(Stored entries)
^^^^^^^^

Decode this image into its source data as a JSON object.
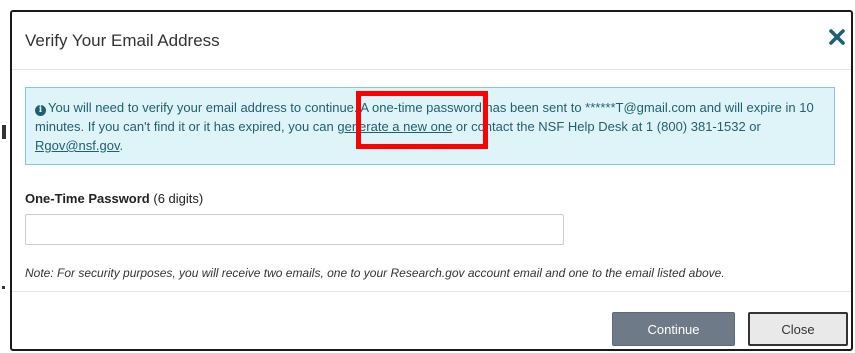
{
  "modal": {
    "title": "Verify Your Email Address",
    "close_icon": "close-icon"
  },
  "alert": {
    "icon": "info-icon",
    "text_1": "You will need to verify your email address to continue. A one-time password has been sent to ******T@gmail.com and will expire in 10 minutes. If you can't find it or it has expired, you can ",
    "link_generate": "generate a new one",
    "text_2": " or contact the NSF Help Desk at 1 (800) 381-1532 or ",
    "link_email": "Rgov@nsf.gov",
    "text_3": "."
  },
  "form": {
    "otp_label": "One-Time Password",
    "otp_hint": "(6 digits)",
    "otp_value": "",
    "otp_placeholder": ""
  },
  "note": "Note: For security purposes, you will receive two emails, one to your Research.gov account email and one to the email listed above.",
  "buttons": {
    "continue": "Continue",
    "close": "Close"
  },
  "colors": {
    "alert_bg": "#dff4f9",
    "alert_text": "#1d5f73",
    "close_x": "#1d5f73",
    "continue_bg": "#6f7a88",
    "highlight": "#ff0000"
  }
}
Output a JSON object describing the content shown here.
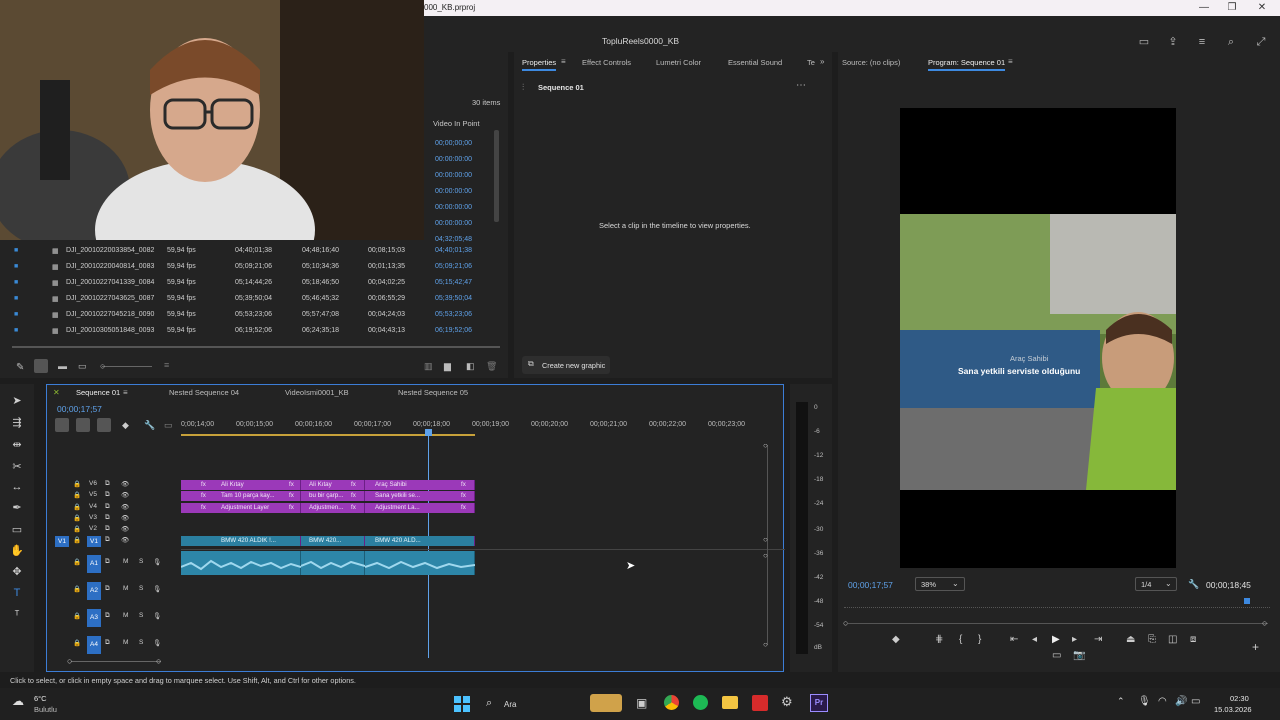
{
  "window": {
    "title": "000_KB.prproj",
    "project_title": "TopluReels0000_KB",
    "controls": [
      "—",
      "❐",
      "✕"
    ]
  },
  "project_panel": {
    "items_count": "30 items",
    "column_video_in_point": "Video In Point",
    "in_points_partial": [
      "00;00;00;00",
      "00:00:00:00",
      "00:00:00:00",
      "00:00:00:00",
      "00:00:00:00",
      "00:00:00:00",
      "04;32;05;48"
    ],
    "rows": [
      {
        "name": "DJI_20010220033854_0082",
        "fps": "59,94 fps",
        "start": "04;40;01;38",
        "end": "04;48;16;40",
        "duration": "00;08;15;03",
        "in_point": "04;40;01;38"
      },
      {
        "name": "DJI_20010220040814_0083",
        "fps": "59,94 fps",
        "start": "05;09;21;06",
        "end": "05;10;34;36",
        "duration": "00;01;13;35",
        "in_point": "05;09;21;06"
      },
      {
        "name": "DJI_20010227041339_0084",
        "fps": "59,94 fps",
        "start": "05;14;44;26",
        "end": "05;18;46;50",
        "duration": "00;04;02;25",
        "in_point": "05;15;42;47"
      },
      {
        "name": "DJI_20010227043625_0087",
        "fps": "59,94 fps",
        "start": "05;39;50;04",
        "end": "05;46;45;32",
        "duration": "00;06;55;29",
        "in_point": "05;39;50;04"
      },
      {
        "name": "DJI_20010227045218_0090",
        "fps": "59,94 fps",
        "start": "05;53;23;06",
        "end": "05;57;47;08",
        "duration": "00;04;24;03",
        "in_point": "05;53;23;06"
      },
      {
        "name": "DJI_20010305051848_0093",
        "fps": "59,94 fps",
        "start": "06;19;52;06",
        "end": "06;24;35;18",
        "duration": "00;04;43;13",
        "in_point": "06;19;52;06"
      }
    ]
  },
  "properties_panel": {
    "tabs": [
      "Properties",
      "Effect Controls",
      "Lumetri Color",
      "Essential Sound",
      "Te"
    ],
    "sequence_name": "Sequence 01",
    "empty_message": "Select a clip in the timeline to view properties.",
    "create_button": "Create new graphic"
  },
  "program_monitor": {
    "source_tab": "Source: (no clips)",
    "program_tab": "Program: Sequence 01",
    "timecode": "00;00;17;57",
    "zoom": "38%",
    "resolution": "1/4",
    "duration": "00;00;18;45",
    "subtitle_top": "Araç Sahibi",
    "subtitle_main": "Sana yetkili serviste olduğunu"
  },
  "timeline": {
    "tabs": [
      "Sequence 01",
      "Nested Sequence 04",
      "VideoIsmi0001_KB",
      "Nested Sequence 05"
    ],
    "timecode": "00;00;17;57",
    "ruler": [
      "0;00;14;00",
      "00;00;15;00",
      "00;00;16;00",
      "00;00;17;00",
      "00;00;18;00",
      "00;00;19;00",
      "00;00;20;00",
      "00;00;21;00",
      "00;00;22;00",
      "00;00;23;00"
    ],
    "video_tracks": [
      "V6",
      "V5",
      "V4",
      "V3",
      "V2",
      "V1"
    ],
    "audio_tracks": [
      "A1",
      "A2",
      "A3",
      "A4"
    ],
    "source_patch": "V1",
    "v6_clips": [
      "Ali Kıtay",
      "Ali Kıtay",
      "Araç Sahibi"
    ],
    "v5_clips": [
      "Tam 10 parça kay...",
      "bu bir çarp...",
      "Sana yetkili se..."
    ],
    "v4_clips": [
      "Adjustment Layer",
      "Adjustmen...",
      "Adjustment La..."
    ],
    "v1_clips": [
      "BMW 420 ALDIK !...",
      "BMW 420...",
      "BMW 420 ALD..."
    ],
    "fx": "fx",
    "M": "M",
    "S": "S"
  },
  "meters": [
    "0",
    "-6",
    "-12",
    "-18",
    "-24",
    "-30",
    "-36",
    "-42",
    "-48",
    "-54",
    "dB"
  ],
  "status_bar": "Click to select, or click in empty space and drag to marquee select. Use Shift, Alt, and Ctrl for other options.",
  "taskbar": {
    "weather_temp": "6°C",
    "weather_desc": "Bulutlu",
    "search": "Ara",
    "time": "02:30",
    "date": "15.03.2026"
  }
}
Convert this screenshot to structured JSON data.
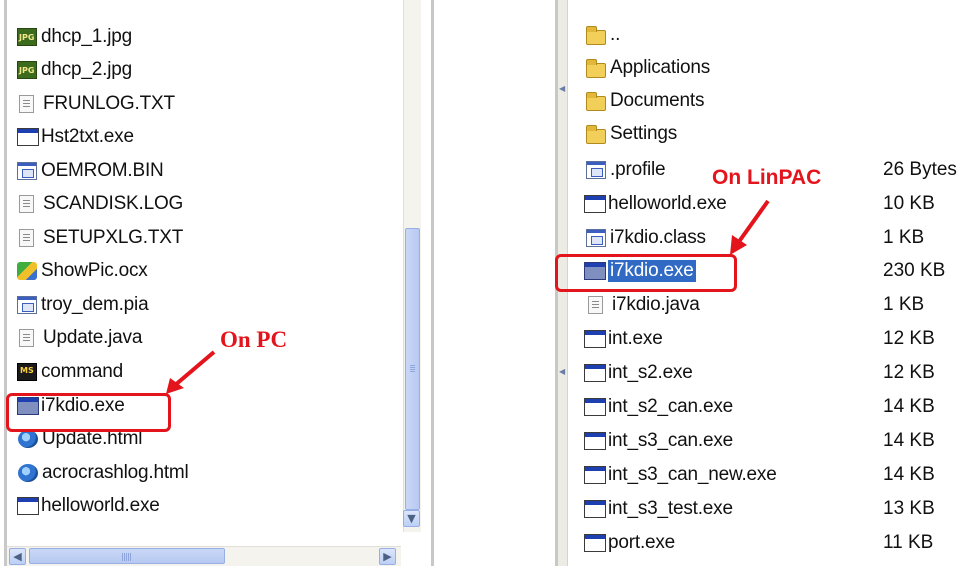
{
  "pc_pane": {
    "files": [
      {
        "name": "dhcp_1.jpg",
        "icon": "jpg-file-icon"
      },
      {
        "name": "dhcp_2.jpg",
        "icon": "jpg-file-icon"
      },
      {
        "name": "FRUNLOG.TXT",
        "icon": "text-file-icon"
      },
      {
        "name": "Hst2txt.exe",
        "icon": "exe-file-icon"
      },
      {
        "name": "OEMROM.BIN",
        "icon": "system-file-icon"
      },
      {
        "name": "SCANDISK.LOG",
        "icon": "text-file-icon"
      },
      {
        "name": "SETUPXLG.TXT",
        "icon": "text-file-icon"
      },
      {
        "name": "ShowPic.ocx",
        "icon": "ocx-file-icon"
      },
      {
        "name": "troy_dem.pia",
        "icon": "system-file-icon"
      },
      {
        "name": "Update.java",
        "icon": "java-file-icon"
      },
      {
        "name": "command",
        "icon": "msdos-command-icon"
      },
      {
        "name": "i7kdio.exe",
        "icon": "exe-file-icon"
      },
      {
        "name": "Update.html",
        "icon": "html-file-icon"
      },
      {
        "name": "acrocrashlog.html",
        "icon": "html-file-icon"
      },
      {
        "name": "helloworld.exe",
        "icon": "exe-file-icon"
      }
    ],
    "annotation": "On PC"
  },
  "linpac_pane": {
    "files": [
      {
        "name": "..",
        "size": "",
        "icon": "folder-icon"
      },
      {
        "name": "Applications",
        "size": "",
        "icon": "folder-icon"
      },
      {
        "name": "Documents",
        "size": "",
        "icon": "folder-icon"
      },
      {
        "name": "Settings",
        "size": "",
        "icon": "folder-icon"
      },
      {
        "name": ".profile",
        "size": "26 Bytes",
        "icon": "system-file-icon"
      },
      {
        "name": "helloworld.exe",
        "size": "10 KB",
        "icon": "exe-file-icon"
      },
      {
        "name": "i7kdio.class",
        "size": "1 KB",
        "icon": "system-file-icon"
      },
      {
        "name": "i7kdio.exe",
        "size": "230 KB",
        "icon": "exe-file-icon",
        "selected": true
      },
      {
        "name": "i7kdio.java",
        "size": "1 KB",
        "icon": "java-file-icon"
      },
      {
        "name": "int.exe",
        "size": "12 KB",
        "icon": "exe-file-icon"
      },
      {
        "name": "int_s2.exe",
        "size": "12 KB",
        "icon": "exe-file-icon"
      },
      {
        "name": "int_s2_can.exe",
        "size": "14 KB",
        "icon": "exe-file-icon"
      },
      {
        "name": "int_s3_can.exe",
        "size": "14 KB",
        "icon": "exe-file-icon"
      },
      {
        "name": "int_s3_can_new.exe",
        "size": "14 KB",
        "icon": "exe-file-icon"
      },
      {
        "name": "int_s3_test.exe",
        "size": "13 KB",
        "icon": "exe-file-icon"
      },
      {
        "name": "port.exe",
        "size": "11 KB",
        "icon": "exe-file-icon"
      }
    ],
    "annotation": "On LinPAC"
  },
  "colors": {
    "annotation_red": "#e3141c",
    "selection_blue": "#316ac5"
  }
}
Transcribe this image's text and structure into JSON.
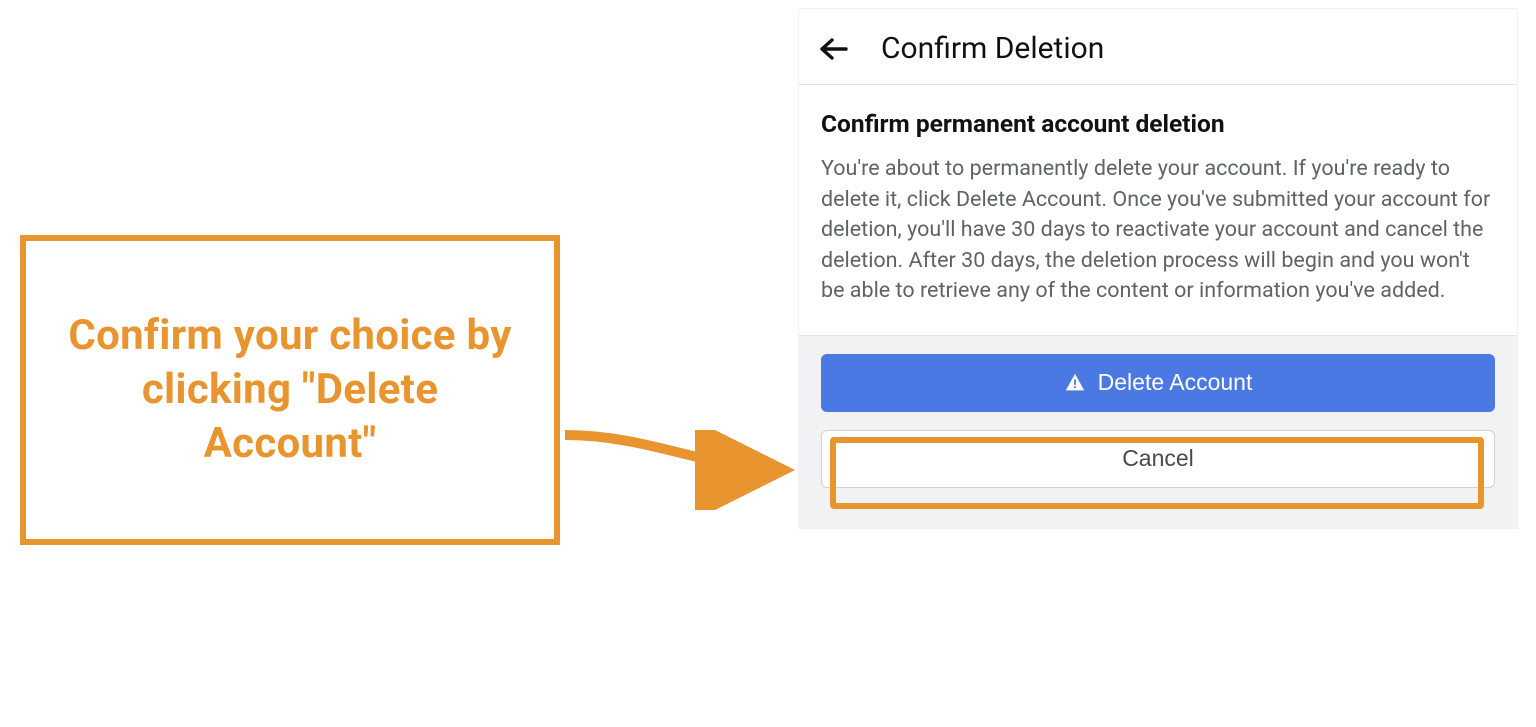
{
  "callout": {
    "text": "Confirm your choice by clicking \"Delete Account\""
  },
  "panel": {
    "title": "Confirm Deletion",
    "heading": "Confirm permanent account deletion",
    "body": "You're about to permanently delete your account. If you're ready to delete it, click Delete Account. Once you've submitted your account for deletion, you'll have 30 days to reactivate your account and cancel the deletion. After 30 days, the deletion process will begin and you won't be able to retrieve any of the content or information you've added.",
    "primary_button": "Delete Account",
    "secondary_button": "Cancel"
  },
  "colors": {
    "accent_orange": "#e8942f",
    "primary_blue": "#4b79e4"
  }
}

^^^^^^^^

### Goal:
Work out how many lines in the records above contain the word "java", and reply with that number alone.

### Reply:
4